YOUR GOAL:
In the records below, find each line that holds "blood" and return it.

RECORDS FOR THE TASK:
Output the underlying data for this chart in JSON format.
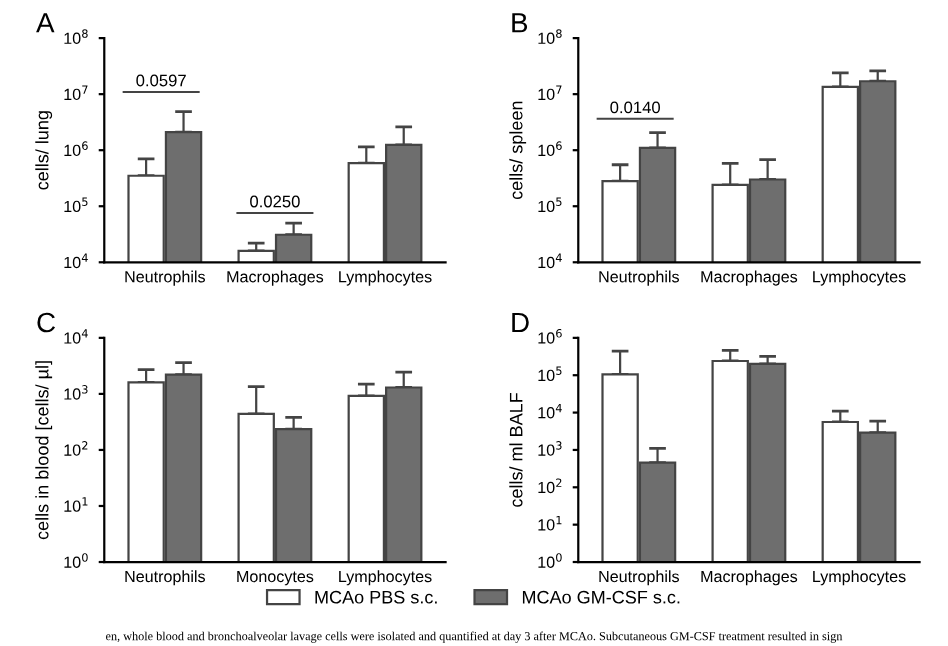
{
  "chart_data": [
    {
      "type": "bar",
      "title": "A",
      "ylabel": "cells/ lung",
      "categories": [
        "Neutrophils",
        "Macrophages",
        "Lymphocytes"
      ],
      "log": true,
      "ylim": [
        10000,
        100000000
      ],
      "yticks": [
        {
          "value": 10000,
          "label": "10$^{4}$"
        },
        {
          "value": 100000,
          "label": "10$^{5}$"
        },
        {
          "value": 1000000,
          "label": "10$^{6}$"
        },
        {
          "value": 10000000,
          "label": "10$^{7}$"
        },
        {
          "value": 100000000,
          "label": "10$^{8}$"
        }
      ],
      "series": [
        {
          "color": "#ffffff",
          "values": [
            350000,
            16000,
            590000
          ],
          "errors": [
            [
              350000,
              700000
            ],
            [
              16000,
              22000
            ],
            [
              590000,
              1150000
            ]
          ]
        },
        {
          "color": "#6e6e6e",
          "values": [
            2100000,
            31000,
            1250000
          ],
          "errors": [
            [
              2100000,
              4900000
            ],
            [
              31000,
              50000
            ],
            [
              1250000,
              2600000
            ]
          ]
        }
      ],
      "annotations": [
        "0.0597",
        "0.0250"
      ],
      "grid": false,
      "legend": false
    },
    {
      "type": "bar",
      "title": "B",
      "ylabel": "cells/ spleen",
      "categories": [
        "Neutrophils",
        "Macrophages",
        "Lymphocytes"
      ],
      "log": true,
      "ylim": [
        10000,
        100000000
      ],
      "yticks": [
        {
          "value": 10000,
          "label": "10$^{4}$"
        },
        {
          "value": 100000,
          "label": "10$^{5}$"
        },
        {
          "value": 1000000,
          "label": "10$^{6}$"
        },
        {
          "value": 10000000,
          "label": "10$^{7}$"
        },
        {
          "value": 100000000,
          "label": "10$^{8}$"
        }
      ],
      "series": [
        {
          "color": "#ffffff",
          "values": [
            280000,
            240000,
            13500000
          ],
          "errors": [
            [
              280000,
              550000
            ],
            [
              240000,
              580000
            ],
            [
              13500000,
              24000000
            ]
          ]
        },
        {
          "color": "#6e6e6e",
          "values": [
            1100000,
            300000,
            17000000
          ],
          "errors": [
            [
              1100000,
              2050000
            ],
            [
              300000,
              680000
            ],
            [
              17000000,
              26000000
            ]
          ]
        }
      ],
      "annotations": [
        "0.0140"
      ],
      "grid": false,
      "legend": false
    },
    {
      "type": "bar",
      "title": "C",
      "ylabel": "cells in blood [cells/ µl]",
      "categories": [
        "Neutrophils",
        "Monocytes",
        "Lymphocytes"
      ],
      "log": true,
      "ylim": [
        1,
        10000
      ],
      "yticks": [
        {
          "value": 1,
          "label": "10$^{0}$"
        },
        {
          "value": 10,
          "label": "10$^{1}$"
        },
        {
          "value": 100,
          "label": "10$^{2}$"
        },
        {
          "value": 1000,
          "label": "10$^{3}$"
        },
        {
          "value": 10000,
          "label": "10$^{4}$"
        }
      ],
      "series": [
        {
          "name": "MCAo PBS s.c.",
          "color": "#ffffff",
          "values": [
            1600,
            440,
            920
          ],
          "errors": [
            [
              1600,
              2700
            ],
            [
              440,
              1350
            ],
            [
              920,
              1500
            ]
          ]
        },
        {
          "name": "MCAo GM-CSF s.c.",
          "color": "#6e6e6e",
          "values": [
            2200,
            235,
            1300
          ],
          "errors": [
            [
              2200,
              3600
            ],
            [
              235,
              380
            ],
            [
              1300,
              2450
            ]
          ]
        }
      ],
      "grid": false,
      "legend": "bottom"
    },
    {
      "type": "bar",
      "title": "D",
      "ylabel": "cells/ ml BALF",
      "categories": [
        "Neutrophils",
        "Macrophages",
        "Lymphocytes"
      ],
      "log": true,
      "ylim": [
        1,
        1000000
      ],
      "yticks": [
        {
          "value": 1,
          "label": "10$^{0}$"
        },
        {
          "value": 10,
          "label": "10$^{1}$"
        },
        {
          "value": 100,
          "label": "10$^{2}$"
        },
        {
          "value": 1000,
          "label": "10$^{3}$"
        },
        {
          "value": 10000,
          "label": "10$^{4}$"
        },
        {
          "value": 100000,
          "label": "10$^{5}$"
        },
        {
          "value": 1000000,
          "label": "10$^{6}$"
        }
      ],
      "series": [
        {
          "color": "#ffffff",
          "values": [
            105000,
            240000,
            5600
          ],
          "errors": [
            [
              105000,
              440000
            ],
            [
              240000,
              460000
            ],
            [
              5600,
              11000
            ]
          ]
        },
        {
          "color": "#6e6e6e",
          "values": [
            460,
            200000,
            2900
          ],
          "errors": [
            [
              460,
              1100
            ],
            [
              200000,
              320000
            ],
            [
              2900,
              5900
            ]
          ]
        }
      ],
      "grid": false,
      "legend": false,
      "annotations": [
        "en, whole blood and bronchoalveolar lavage cells were isolated and quantified at day 3 after MCAo. Subcutaneous GM-CSF treatment resulted in sign"
      ]
    }
  ]
}
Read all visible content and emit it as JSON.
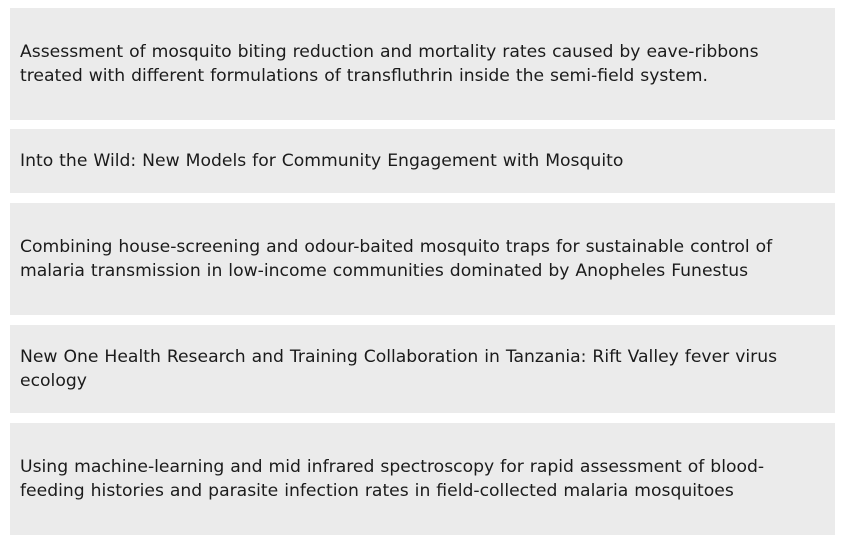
{
  "items": [
    {
      "title": "Assessment of mosquito biting reduction and mortality rates caused by eave-ribbons treated with different formulations of transfluthrin inside the semi-field system."
    },
    {
      "title": "Into the Wild: New Models for Community Engagement with Mosquito"
    },
    {
      "title": "Combining house-screening and odour-baited mosquito traps for sustainable control of malaria transmission in low-income communities dominated by Anopheles Funestus"
    },
    {
      "title": "New One Health Research and Training Collaboration in Tanzania: Rift Valley fever virus ecology"
    },
    {
      "title": "Using machine-learning and mid infrared spectroscopy for rapid assessment of blood-feeding histories and parasite infection rates in field-collected malaria mosquitoes"
    }
  ]
}
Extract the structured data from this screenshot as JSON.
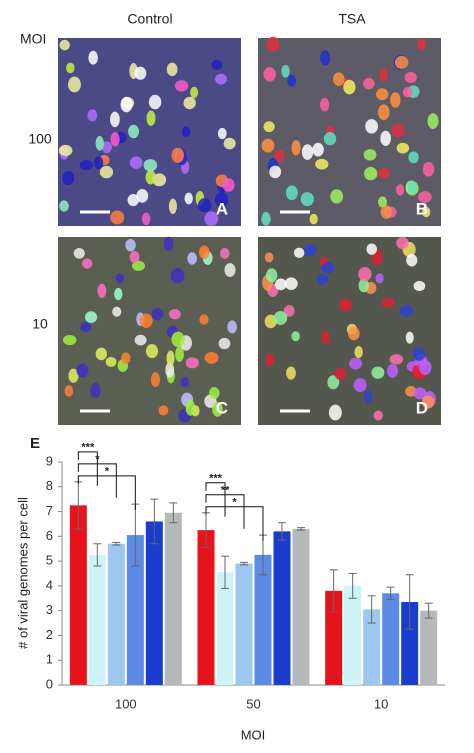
{
  "figure": {
    "columns": [
      "Control",
      "TSA"
    ],
    "moi_label": "MOI",
    "rows": [
      "100",
      "10"
    ],
    "panels": [
      "A",
      "B",
      "C",
      "D"
    ]
  },
  "chart_data": {
    "type": "bar",
    "panel": "E",
    "ylabel": "# of viral genomes per cell",
    "xlabel": "MOI",
    "categories": [
      "100",
      "50",
      "10"
    ],
    "ylim": [
      0,
      9
    ],
    "yticks": [
      0,
      1,
      2,
      3,
      4,
      5,
      6,
      7,
      8,
      9
    ],
    "series": [
      {
        "color": "#e8141b",
        "values": [
          7.25,
          6.25,
          3.8
        ],
        "errors": [
          0.95,
          0.7,
          0.85
        ]
      },
      {
        "color": "#cdf4f8",
        "values": [
          5.25,
          4.55,
          4.0
        ],
        "errors": [
          0.45,
          0.65,
          0.5
        ]
      },
      {
        "color": "#9dc7f0",
        "values": [
          5.7,
          4.9,
          3.05
        ],
        "errors": [
          0.05,
          0.05,
          0.55
        ]
      },
      {
        "color": "#5b8be6",
        "values": [
          6.05,
          5.25,
          3.7
        ],
        "errors": [
          1.25,
          0.8,
          0.25
        ]
      },
      {
        "color": "#1a3ccf",
        "values": [
          6.6,
          6.2,
          3.35
        ],
        "errors": [
          0.9,
          0.35,
          1.1
        ]
      },
      {
        "color": "#b5b9b9",
        "values": [
          6.95,
          6.3,
          3.0
        ],
        "errors": [
          0.4,
          0.05,
          0.3
        ]
      }
    ],
    "annotations": [
      "***",
      "*",
      "*",
      "***",
      "**",
      "*"
    ]
  }
}
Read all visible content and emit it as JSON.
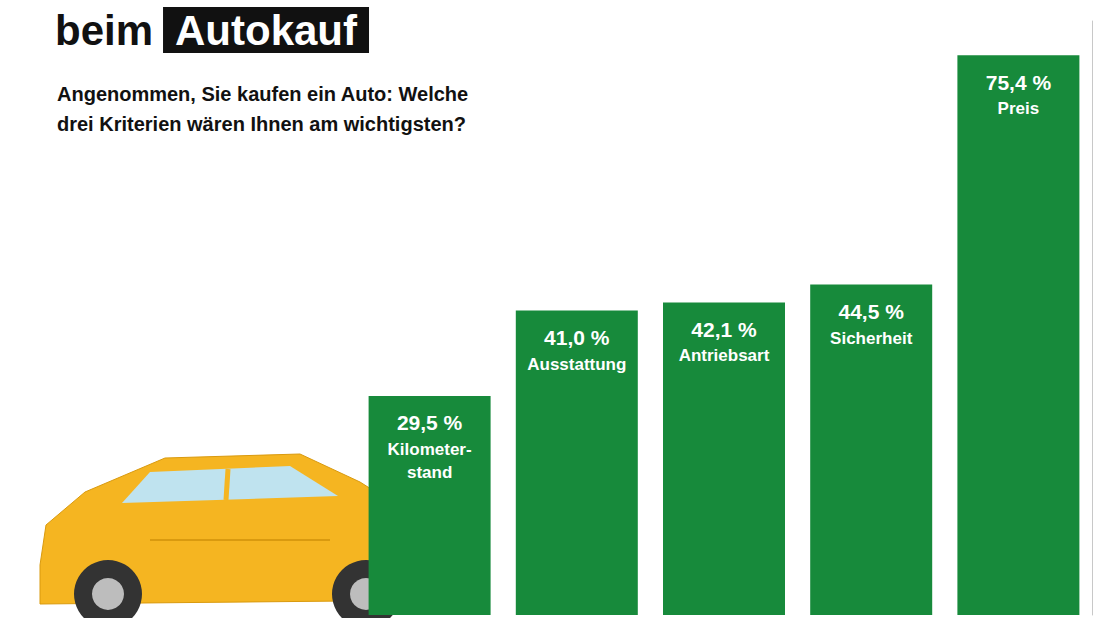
{
  "chart_data": {
    "type": "bar",
    "title": "beim Autokauf",
    "subtitle": "Angenommen, Sie kaufen ein Auto: Welche drei Kriterien wären Ihnen am wichtigsten?",
    "categories": [
      "Kilometer-stand",
      "Ausstattung",
      "Antriebsart",
      "Sicherheit",
      "Preis"
    ],
    "values": [
      29.5,
      41.0,
      42.1,
      44.5,
      75.4
    ],
    "value_labels": [
      "29,5 %",
      "41,0 %",
      "42,1 %",
      "44,5 %",
      "75,4 %"
    ],
    "color": "#178a3b",
    "ylim": [
      0,
      80
    ],
    "grid": false,
    "data_labels": true,
    "tick_labels": false
  }
}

RESULT:
      "ylabel": "cells in blood [cells/ µl]",
        "en, whole blood and bronchoalveolar lavage cells were isolated and quantified at day 3 after MCAo. Subcutaneous GM-CSF treatment resulted in sign"
      "title": "Using machine-learning and mid infrared spectroscopy for rapid assessment of blood-feeding histories and parasite infection rates in field-collected malaria mosquitoes"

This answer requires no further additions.